Your goal
Return each line of the records holding the string "High".

Rows from a figure dataset
● ● ●
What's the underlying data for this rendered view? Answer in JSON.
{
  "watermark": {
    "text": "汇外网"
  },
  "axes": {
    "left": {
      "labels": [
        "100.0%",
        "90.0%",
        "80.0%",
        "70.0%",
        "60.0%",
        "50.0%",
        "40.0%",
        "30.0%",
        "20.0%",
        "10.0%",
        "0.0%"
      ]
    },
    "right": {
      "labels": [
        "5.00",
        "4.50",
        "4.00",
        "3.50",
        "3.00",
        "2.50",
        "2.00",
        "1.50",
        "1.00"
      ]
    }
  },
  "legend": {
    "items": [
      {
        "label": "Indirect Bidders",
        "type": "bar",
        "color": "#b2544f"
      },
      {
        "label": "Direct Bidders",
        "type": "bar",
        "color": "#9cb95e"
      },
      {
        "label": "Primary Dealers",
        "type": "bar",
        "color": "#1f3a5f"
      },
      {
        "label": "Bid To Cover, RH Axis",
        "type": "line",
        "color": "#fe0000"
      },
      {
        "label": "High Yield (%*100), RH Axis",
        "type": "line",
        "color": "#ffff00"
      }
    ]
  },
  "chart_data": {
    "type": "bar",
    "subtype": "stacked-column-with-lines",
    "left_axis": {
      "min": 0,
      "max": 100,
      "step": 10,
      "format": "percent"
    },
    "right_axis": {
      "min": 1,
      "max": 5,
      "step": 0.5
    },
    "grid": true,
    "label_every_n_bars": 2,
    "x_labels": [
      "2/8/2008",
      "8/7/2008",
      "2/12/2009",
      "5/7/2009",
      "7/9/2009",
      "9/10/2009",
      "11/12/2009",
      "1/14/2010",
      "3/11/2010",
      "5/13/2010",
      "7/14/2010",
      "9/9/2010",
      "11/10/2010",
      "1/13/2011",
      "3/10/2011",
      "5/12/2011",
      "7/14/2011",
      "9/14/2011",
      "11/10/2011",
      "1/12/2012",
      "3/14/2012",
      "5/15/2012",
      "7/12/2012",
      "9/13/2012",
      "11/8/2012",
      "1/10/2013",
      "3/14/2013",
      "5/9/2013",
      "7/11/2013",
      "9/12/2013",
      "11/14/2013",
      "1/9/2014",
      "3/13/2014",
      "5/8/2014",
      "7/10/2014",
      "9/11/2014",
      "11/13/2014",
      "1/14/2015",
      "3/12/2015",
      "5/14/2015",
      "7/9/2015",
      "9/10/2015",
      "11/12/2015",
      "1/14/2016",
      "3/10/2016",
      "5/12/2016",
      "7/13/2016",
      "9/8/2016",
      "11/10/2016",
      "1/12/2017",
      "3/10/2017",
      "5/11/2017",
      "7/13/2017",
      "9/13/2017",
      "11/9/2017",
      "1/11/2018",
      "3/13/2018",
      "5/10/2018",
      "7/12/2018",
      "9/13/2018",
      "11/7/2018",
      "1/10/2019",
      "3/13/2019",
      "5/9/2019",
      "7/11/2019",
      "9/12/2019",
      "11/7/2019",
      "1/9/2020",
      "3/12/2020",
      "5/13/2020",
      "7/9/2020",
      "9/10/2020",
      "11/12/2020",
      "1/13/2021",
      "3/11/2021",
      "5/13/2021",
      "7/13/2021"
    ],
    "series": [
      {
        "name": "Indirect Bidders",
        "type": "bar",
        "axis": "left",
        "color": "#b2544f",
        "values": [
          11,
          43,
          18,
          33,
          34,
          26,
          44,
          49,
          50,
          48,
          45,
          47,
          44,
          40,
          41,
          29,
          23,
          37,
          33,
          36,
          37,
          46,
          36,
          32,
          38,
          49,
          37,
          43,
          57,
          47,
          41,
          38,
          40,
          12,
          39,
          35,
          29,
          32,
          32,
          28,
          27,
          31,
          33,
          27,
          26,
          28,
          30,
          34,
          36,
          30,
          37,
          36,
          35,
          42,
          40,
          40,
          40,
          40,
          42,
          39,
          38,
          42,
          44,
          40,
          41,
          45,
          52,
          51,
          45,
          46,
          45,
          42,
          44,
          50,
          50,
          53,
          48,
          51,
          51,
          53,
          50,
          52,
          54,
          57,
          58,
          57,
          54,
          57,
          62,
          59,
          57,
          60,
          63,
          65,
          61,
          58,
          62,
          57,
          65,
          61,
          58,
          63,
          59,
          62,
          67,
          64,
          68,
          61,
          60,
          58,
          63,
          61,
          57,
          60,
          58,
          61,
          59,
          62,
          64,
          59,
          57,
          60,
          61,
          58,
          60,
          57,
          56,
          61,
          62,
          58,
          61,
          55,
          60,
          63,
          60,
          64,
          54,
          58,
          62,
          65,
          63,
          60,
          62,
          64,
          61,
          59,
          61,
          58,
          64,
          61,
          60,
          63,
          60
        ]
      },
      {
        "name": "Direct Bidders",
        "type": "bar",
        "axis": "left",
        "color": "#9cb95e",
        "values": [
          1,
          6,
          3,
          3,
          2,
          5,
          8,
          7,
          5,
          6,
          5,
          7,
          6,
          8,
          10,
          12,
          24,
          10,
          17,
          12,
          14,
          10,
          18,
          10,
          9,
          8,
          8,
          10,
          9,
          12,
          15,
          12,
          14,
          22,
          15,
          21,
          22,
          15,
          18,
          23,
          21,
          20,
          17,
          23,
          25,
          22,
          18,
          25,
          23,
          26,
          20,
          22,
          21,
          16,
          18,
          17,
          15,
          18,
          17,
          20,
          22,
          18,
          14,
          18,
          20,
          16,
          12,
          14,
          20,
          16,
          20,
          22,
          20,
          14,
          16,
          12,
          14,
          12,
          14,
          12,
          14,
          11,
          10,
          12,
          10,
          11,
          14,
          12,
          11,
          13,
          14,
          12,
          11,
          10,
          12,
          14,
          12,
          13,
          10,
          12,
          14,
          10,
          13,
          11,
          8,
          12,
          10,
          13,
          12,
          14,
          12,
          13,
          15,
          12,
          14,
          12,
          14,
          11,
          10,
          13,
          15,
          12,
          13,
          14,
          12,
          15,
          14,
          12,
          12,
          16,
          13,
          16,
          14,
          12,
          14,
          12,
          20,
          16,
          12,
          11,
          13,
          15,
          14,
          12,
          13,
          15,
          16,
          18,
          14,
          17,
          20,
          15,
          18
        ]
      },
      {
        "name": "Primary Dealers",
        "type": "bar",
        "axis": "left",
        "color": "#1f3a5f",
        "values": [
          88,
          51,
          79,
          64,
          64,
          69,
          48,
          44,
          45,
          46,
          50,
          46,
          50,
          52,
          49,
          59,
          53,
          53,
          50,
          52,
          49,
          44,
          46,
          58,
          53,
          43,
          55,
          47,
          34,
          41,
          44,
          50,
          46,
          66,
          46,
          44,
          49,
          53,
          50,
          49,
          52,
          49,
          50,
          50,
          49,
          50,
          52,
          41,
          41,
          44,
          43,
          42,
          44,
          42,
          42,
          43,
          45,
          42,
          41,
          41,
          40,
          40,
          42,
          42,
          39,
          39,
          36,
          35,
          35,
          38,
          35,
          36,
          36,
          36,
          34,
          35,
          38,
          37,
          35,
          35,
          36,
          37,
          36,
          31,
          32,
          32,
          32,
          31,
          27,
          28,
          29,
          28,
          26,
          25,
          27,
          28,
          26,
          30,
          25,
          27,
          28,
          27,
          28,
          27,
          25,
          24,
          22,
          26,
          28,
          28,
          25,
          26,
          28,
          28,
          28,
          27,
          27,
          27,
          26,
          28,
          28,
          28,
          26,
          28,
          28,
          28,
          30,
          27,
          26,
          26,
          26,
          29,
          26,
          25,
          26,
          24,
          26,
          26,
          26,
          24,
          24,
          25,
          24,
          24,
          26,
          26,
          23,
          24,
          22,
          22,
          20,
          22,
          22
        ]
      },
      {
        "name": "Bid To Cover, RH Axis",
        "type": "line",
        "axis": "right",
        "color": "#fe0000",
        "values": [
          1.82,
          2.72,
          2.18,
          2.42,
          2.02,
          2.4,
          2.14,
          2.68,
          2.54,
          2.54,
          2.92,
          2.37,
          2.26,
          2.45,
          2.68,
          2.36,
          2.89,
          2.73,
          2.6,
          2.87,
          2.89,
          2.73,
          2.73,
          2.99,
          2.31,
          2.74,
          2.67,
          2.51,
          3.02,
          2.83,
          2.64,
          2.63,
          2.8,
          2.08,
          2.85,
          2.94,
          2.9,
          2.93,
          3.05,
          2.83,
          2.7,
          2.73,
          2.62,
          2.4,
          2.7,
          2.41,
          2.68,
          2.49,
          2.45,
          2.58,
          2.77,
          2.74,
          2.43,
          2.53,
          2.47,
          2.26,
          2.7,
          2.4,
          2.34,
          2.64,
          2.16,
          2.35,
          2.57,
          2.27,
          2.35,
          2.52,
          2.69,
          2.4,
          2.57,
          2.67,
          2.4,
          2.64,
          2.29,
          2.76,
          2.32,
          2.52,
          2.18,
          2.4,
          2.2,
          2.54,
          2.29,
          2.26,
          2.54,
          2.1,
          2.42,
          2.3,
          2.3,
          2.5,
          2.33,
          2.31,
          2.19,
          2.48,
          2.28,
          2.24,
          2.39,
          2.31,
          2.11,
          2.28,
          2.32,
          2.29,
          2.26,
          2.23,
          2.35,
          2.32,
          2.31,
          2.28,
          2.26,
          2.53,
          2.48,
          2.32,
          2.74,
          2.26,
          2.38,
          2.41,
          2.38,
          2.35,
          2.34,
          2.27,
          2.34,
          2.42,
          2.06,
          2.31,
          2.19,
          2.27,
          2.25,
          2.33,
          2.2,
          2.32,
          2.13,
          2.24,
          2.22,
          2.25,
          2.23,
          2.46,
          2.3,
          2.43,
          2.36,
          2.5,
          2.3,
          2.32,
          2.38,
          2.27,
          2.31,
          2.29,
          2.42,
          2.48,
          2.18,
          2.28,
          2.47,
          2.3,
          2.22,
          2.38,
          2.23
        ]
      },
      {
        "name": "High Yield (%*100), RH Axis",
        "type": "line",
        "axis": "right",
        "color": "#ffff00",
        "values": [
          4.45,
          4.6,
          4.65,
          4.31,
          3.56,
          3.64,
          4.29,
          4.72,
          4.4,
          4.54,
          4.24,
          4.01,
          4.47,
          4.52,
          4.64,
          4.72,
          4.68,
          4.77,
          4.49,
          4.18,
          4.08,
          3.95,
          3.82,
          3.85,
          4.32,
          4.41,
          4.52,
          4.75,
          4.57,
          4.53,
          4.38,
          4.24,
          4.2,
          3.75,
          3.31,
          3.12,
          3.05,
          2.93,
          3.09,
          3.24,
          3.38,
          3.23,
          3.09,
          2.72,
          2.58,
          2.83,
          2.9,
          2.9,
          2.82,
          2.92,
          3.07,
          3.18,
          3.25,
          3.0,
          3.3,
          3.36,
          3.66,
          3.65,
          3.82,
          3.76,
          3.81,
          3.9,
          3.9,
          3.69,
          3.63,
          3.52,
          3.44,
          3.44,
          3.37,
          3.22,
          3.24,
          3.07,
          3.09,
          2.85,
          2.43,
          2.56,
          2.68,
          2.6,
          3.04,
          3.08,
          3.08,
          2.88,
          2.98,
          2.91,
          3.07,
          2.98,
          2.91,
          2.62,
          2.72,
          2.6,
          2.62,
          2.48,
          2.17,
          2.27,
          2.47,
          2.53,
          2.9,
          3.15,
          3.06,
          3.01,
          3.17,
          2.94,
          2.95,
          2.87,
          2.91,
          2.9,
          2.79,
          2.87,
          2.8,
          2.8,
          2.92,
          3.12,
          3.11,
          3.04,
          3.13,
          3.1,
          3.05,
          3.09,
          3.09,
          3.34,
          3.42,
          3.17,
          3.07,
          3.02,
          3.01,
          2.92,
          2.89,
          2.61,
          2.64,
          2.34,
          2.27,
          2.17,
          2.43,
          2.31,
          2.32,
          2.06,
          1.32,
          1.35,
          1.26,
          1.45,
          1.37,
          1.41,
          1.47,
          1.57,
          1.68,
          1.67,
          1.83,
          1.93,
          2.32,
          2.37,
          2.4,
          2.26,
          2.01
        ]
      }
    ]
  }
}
● ● ●
Exercise answer
        "label": "High Yield (%*100), RH Axis",
        "name": "High Yield (%*100), RH Axis",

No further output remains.